━━ Data rows ━━
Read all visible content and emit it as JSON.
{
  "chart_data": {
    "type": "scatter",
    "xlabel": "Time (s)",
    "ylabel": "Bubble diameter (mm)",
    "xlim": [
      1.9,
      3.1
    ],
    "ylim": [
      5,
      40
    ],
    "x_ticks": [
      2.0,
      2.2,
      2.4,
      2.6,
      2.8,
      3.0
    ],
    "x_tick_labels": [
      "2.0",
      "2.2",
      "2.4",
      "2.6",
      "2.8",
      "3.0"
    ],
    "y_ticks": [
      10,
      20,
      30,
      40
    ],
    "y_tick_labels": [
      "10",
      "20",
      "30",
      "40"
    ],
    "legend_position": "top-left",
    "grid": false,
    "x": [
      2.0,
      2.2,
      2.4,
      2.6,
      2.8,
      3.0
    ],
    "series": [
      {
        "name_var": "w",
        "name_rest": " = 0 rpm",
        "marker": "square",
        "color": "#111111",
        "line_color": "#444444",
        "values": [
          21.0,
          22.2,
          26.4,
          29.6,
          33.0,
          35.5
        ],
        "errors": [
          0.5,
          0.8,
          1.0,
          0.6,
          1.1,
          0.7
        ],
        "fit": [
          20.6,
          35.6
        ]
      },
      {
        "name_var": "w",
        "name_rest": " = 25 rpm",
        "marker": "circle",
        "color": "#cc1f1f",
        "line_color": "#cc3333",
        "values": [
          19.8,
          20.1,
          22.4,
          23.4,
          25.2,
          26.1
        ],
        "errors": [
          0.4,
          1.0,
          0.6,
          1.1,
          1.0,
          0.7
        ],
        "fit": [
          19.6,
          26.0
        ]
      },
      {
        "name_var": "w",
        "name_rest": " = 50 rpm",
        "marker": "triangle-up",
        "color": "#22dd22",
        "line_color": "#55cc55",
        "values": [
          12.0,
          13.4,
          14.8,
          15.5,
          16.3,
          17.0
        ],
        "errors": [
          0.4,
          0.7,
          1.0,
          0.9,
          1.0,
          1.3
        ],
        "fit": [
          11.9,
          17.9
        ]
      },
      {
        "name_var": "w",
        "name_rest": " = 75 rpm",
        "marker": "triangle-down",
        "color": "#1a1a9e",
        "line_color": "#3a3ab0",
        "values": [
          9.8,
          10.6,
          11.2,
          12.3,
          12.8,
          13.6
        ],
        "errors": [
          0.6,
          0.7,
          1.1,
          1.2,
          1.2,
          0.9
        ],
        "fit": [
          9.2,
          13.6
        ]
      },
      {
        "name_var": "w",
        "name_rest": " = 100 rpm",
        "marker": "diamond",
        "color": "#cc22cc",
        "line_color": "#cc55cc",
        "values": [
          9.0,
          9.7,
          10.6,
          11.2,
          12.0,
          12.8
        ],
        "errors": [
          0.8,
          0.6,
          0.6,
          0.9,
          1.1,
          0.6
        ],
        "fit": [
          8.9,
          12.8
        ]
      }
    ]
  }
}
━━━
• [Task brief]: Give the data again, exactly as it stands.

• [Reply]:
Read all visible content and emit it as JSON.
{
  "chart_data": {
    "type": "scatter",
    "xlabel": "Time (s)",
    "ylabel": "Bubble diameter (mm)",
    "xlim": [
      1.9,
      3.1
    ],
    "ylim": [
      5,
      40
    ],
    "x_ticks": [
      2.0,
      2.2,
      2.4,
      2.6,
      2.8,
      3.0
    ],
    "x_tick_labels": [
      "2.0",
      "2.2",
      "2.4",
      "2.6",
      "2.8",
      "3.0"
    ],
    "y_ticks": [
      10,
      20,
      30,
      40
    ],
    "y_tick_labels": [
      "10",
      "20",
      "30",
      "40"
    ],
    "legend_position": "top-left",
    "grid": false,
    "x": [
      2.0,
      2.2,
      2.4,
      2.6,
      2.8,
      3.0
    ],
    "series": [
      {
        "name_var": "w",
        "name_rest": " = 0 rpm",
        "marker": "square",
        "color": "#111111",
        "line_color": "#444444",
        "values": [
          21.0,
          22.2,
          26.4,
          29.6,
          33.0,
          35.5
        ],
        "errors": [
          0.5,
          0.8,
          1.0,
          0.6,
          1.1,
          0.7
        ],
        "fit": [
          20.6,
          35.6
        ]
      },
      {
        "name_var": "w",
        "name_rest": " = 25 rpm",
        "marker": "circle",
        "color": "#cc1f1f",
        "line_color": "#cc3333",
        "values": [
          19.8,
          20.1,
          22.4,
          23.4,
          25.2,
          26.1
        ],
        "errors": [
          0.4,
          1.0,
          0.6,
          1.1,
          1.0,
          0.7
        ],
        "fit": [
          19.6,
          26.0
        ]
      },
      {
        "name_var": "w",
        "name_rest": " = 50 rpm",
        "marker": "triangle-up",
        "color": "#22dd22",
        "line_color": "#55cc55",
        "values": [
          12.0,
          13.4,
          14.8,
          15.5,
          16.3,
          17.0
        ],
        "errors": [
          0.4,
          0.7,
          1.0,
          0.9,
          1.0,
          1.3
        ],
        "fit": [
          11.9,
          17.9
        ]
      },
      {
        "name_var": "w",
        "name_rest": " = 75 rpm",
        "marker": "triangle-down",
        "color": "#1a1a9e",
        "line_color": "#3a3ab0",
        "values": [
          9.8,
          10.6,
          11.2,
          12.3,
          12.8,
          13.6
        ],
        "errors": [
          0.6,
          0.7,
          1.1,
          1.2,
          1.2,
          0.9
        ],
        "fit": [
          9.2,
          13.6
        ]
      },
      {
        "name_var": "w",
        "name_rest": " = 100 rpm",
        "marker": "diamond",
        "color": "#cc22cc",
        "line_color": "#cc55cc",
        "values": [
          9.0,
          9.7,
          10.6,
          11.2,
          12.0,
          12.8
        ],
        "errors": [
          0.8,
          0.6,
          0.6,
          0.9,
          1.1,
          0.6
        ],
        "fit": [
          8.9,
          12.8
        ]
      }
    ]
  }
}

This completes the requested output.